Given task:
The entries below are to be written out again without alteration.

Records excerpted from a collection

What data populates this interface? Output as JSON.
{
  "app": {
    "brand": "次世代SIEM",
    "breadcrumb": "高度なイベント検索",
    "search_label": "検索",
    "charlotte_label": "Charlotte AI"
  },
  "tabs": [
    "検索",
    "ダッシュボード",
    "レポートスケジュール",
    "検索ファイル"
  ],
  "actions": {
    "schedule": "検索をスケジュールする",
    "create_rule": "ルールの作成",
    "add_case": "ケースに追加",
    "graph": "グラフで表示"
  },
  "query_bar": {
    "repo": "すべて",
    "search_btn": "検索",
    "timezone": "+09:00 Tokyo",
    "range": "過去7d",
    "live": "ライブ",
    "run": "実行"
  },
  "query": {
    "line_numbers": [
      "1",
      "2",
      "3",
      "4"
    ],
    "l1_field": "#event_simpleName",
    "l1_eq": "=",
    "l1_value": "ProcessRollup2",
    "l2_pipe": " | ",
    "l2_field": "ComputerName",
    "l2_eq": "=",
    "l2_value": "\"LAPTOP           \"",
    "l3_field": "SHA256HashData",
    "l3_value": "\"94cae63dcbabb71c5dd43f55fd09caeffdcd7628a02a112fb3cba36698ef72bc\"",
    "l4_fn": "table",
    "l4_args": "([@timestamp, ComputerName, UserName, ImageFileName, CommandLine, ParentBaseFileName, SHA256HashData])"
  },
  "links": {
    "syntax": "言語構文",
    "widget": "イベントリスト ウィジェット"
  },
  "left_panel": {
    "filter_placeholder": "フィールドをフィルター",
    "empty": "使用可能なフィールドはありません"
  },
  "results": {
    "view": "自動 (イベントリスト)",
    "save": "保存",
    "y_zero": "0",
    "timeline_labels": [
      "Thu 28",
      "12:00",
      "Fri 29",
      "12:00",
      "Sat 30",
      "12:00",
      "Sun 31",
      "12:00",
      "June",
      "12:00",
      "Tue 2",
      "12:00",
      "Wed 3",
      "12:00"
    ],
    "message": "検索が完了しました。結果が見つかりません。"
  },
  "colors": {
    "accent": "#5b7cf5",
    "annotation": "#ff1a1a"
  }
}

Complete output:
What data populates this interface? Output as JSON.
{
  "app": {
    "brand": "次世代SIEM",
    "breadcrumb": "高度なイベント検索",
    "search_label": "検索",
    "charlotte_label": "Charlotte AI"
  },
  "tabs": [
    "検索",
    "ダッシュボード",
    "レポートスケジュール",
    "検索ファイル"
  ],
  "actions": {
    "schedule": "検索をスケジュールする",
    "create_rule": "ルールの作成",
    "add_case": "ケースに追加",
    "graph": "グラフで表示"
  },
  "query_bar": {
    "repo": "すべて",
    "search_btn": "検索",
    "timezone": "+09:00 Tokyo",
    "range": "過去7d",
    "live": "ライブ",
    "run": "実行"
  },
  "query": {
    "line_numbers": [
      "1",
      "2",
      "3",
      "4"
    ],
    "l1_field": "#event_simpleName",
    "l1_eq": "=",
    "l1_value": "ProcessRollup2",
    "l2_pipe": " | ",
    "l2_field": "ComputerName",
    "l2_eq": "=",
    "l2_value": "\"LAPTOP           \"",
    "l3_field": "SHA256HashData",
    "l3_value": "\"94cae63dcbabb71c5dd43f55fd09caeffdcd7628a02a112fb3cba36698ef72bc\"",
    "l4_fn": "table",
    "l4_args": "([@timestamp, ComputerName, UserName, ImageFileName, CommandLine, ParentBaseFileName, SHA256HashData])"
  },
  "links": {
    "syntax": "言語構文",
    "widget": "イベントリスト ウィジェット"
  },
  "left_panel": {
    "filter_placeholder": "フィールドをフィルター",
    "empty": "使用可能なフィールドはありません"
  },
  "results": {
    "view": "自動 (イベントリスト)",
    "save": "保存",
    "y_zero": "0",
    "timeline_labels": [
      "Thu 28",
      "12:00",
      "Fri 29",
      "12:00",
      "Sat 30",
      "12:00",
      "Sun 31",
      "12:00",
      "June",
      "12:00",
      "Tue 2",
      "12:00",
      "Wed 3",
      "12:00"
    ],
    "message": "検索が完了しました。結果が見つかりません。"
  },
  "colors": {
    "accent": "#5b7cf5",
    "annotation": "#ff1a1a"
  }
}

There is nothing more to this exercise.